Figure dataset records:
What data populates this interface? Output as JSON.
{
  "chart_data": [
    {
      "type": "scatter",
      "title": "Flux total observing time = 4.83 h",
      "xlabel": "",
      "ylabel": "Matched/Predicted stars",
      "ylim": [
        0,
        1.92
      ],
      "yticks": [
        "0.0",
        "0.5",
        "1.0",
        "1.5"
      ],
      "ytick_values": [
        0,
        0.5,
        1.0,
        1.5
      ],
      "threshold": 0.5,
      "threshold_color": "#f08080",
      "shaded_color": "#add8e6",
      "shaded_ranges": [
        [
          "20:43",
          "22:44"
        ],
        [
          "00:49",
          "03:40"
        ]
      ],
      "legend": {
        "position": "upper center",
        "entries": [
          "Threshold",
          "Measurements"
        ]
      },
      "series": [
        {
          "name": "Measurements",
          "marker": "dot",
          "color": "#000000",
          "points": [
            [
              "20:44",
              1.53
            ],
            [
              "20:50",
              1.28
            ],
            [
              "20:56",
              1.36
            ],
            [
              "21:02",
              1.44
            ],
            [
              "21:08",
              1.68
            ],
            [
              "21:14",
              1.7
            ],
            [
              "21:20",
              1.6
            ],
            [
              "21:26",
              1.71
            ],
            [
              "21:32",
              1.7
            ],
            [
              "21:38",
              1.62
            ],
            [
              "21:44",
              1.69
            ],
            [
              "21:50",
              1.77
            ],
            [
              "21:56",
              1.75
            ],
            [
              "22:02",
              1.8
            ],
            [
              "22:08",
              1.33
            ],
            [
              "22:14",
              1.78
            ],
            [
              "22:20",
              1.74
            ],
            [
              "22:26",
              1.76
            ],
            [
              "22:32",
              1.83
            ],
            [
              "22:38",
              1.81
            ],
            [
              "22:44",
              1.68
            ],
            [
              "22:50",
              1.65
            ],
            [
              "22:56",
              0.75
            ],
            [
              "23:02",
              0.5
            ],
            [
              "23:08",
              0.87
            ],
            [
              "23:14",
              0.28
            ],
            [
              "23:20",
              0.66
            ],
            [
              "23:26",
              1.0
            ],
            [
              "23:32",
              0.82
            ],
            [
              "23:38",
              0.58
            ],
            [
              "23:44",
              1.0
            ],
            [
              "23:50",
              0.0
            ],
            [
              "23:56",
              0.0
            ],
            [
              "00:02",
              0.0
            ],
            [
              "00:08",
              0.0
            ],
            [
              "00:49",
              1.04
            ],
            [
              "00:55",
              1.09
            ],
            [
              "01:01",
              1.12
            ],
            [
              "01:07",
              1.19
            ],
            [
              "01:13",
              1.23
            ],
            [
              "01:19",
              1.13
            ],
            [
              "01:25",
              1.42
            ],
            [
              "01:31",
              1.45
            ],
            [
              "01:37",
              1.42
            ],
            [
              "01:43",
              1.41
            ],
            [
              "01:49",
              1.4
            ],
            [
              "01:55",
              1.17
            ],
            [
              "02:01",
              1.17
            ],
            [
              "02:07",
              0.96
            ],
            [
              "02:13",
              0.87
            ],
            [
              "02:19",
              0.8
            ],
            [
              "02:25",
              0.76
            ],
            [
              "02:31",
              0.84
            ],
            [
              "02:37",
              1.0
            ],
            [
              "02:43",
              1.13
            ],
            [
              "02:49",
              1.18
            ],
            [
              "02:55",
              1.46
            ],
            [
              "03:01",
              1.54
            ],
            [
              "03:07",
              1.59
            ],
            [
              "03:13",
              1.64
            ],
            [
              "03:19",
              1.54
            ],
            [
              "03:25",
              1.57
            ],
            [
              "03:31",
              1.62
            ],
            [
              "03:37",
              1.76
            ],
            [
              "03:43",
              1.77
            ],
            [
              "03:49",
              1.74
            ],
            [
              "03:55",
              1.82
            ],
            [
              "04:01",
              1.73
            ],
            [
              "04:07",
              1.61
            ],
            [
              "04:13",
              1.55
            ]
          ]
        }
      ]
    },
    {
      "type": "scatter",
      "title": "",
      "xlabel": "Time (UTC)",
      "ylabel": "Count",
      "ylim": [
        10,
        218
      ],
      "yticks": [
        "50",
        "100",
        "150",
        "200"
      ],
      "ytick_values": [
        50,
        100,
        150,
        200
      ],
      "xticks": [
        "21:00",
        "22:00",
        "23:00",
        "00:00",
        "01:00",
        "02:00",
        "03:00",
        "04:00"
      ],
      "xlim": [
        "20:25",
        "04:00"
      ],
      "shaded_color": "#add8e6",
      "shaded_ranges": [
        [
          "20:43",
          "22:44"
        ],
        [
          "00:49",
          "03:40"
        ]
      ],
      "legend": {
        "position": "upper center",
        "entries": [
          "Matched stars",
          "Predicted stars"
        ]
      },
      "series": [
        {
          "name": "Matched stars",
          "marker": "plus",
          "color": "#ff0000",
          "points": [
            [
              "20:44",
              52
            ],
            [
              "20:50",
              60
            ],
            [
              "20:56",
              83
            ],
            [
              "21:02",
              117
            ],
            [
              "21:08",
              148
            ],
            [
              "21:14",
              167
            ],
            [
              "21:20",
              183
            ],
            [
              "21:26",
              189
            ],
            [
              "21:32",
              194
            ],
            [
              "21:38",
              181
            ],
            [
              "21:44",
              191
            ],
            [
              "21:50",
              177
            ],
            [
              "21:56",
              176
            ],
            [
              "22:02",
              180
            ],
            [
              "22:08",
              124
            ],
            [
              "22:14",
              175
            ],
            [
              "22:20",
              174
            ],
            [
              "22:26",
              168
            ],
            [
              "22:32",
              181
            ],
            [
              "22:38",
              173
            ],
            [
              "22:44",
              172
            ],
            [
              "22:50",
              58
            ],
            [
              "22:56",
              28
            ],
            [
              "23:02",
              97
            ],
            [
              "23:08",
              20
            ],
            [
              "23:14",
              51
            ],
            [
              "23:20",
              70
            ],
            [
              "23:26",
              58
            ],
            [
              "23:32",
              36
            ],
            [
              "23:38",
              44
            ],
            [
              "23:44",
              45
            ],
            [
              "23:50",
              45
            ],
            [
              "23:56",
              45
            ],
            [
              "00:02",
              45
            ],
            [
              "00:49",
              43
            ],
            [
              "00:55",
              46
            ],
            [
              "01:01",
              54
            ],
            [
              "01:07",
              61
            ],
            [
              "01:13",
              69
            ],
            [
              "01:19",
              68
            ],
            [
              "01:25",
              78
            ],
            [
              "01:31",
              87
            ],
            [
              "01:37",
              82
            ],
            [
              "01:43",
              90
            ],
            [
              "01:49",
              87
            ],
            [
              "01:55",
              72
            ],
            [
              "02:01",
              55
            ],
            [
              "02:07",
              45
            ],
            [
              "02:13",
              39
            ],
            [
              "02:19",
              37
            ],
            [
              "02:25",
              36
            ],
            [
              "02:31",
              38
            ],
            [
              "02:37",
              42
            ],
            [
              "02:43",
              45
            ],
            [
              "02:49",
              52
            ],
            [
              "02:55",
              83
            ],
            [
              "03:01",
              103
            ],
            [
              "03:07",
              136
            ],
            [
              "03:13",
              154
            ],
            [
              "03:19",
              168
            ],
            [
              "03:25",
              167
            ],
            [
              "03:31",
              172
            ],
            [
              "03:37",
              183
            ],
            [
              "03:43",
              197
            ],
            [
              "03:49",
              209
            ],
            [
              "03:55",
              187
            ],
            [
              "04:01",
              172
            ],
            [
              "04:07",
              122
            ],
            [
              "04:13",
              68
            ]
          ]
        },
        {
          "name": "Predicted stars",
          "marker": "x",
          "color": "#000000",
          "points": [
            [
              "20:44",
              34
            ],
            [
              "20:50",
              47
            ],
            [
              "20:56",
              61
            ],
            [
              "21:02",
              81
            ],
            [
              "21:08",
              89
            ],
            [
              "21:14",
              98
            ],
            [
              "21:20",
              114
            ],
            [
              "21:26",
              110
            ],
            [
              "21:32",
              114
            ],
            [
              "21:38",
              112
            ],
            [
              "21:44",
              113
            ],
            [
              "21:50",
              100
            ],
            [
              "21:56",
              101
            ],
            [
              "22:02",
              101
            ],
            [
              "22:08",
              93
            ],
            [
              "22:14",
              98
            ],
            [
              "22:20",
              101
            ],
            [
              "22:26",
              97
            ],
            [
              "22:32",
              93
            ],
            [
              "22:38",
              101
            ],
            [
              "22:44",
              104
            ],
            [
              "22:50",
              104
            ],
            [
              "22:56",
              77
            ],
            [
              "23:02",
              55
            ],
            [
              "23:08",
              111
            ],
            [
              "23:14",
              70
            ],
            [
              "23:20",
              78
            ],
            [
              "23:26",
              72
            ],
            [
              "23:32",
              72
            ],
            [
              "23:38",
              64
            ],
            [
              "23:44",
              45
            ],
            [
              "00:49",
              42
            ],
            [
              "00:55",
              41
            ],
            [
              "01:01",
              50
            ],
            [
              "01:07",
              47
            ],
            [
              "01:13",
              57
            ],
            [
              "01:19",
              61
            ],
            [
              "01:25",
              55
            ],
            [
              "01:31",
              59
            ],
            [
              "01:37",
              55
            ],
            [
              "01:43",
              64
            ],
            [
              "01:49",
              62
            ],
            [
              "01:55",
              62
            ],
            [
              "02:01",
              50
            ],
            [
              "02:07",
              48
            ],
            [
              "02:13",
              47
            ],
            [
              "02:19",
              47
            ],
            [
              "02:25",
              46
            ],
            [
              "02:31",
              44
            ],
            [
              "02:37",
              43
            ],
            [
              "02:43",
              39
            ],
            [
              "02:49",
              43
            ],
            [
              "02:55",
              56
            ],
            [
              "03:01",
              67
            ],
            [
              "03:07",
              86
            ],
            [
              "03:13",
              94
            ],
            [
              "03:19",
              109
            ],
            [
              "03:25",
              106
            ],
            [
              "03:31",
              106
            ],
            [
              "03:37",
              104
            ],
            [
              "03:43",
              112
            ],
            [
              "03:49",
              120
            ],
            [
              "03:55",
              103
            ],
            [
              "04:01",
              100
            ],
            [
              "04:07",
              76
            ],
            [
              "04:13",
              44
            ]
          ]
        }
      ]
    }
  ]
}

**EXERCISE DIRECTIONS**
From the data above, copy out every line with the string "Matched" in it.

**ANSWER FOR THE TASK**
      "ylabel": "Matched/Predicted stars",
          "Matched stars",
          "name": "Matched stars",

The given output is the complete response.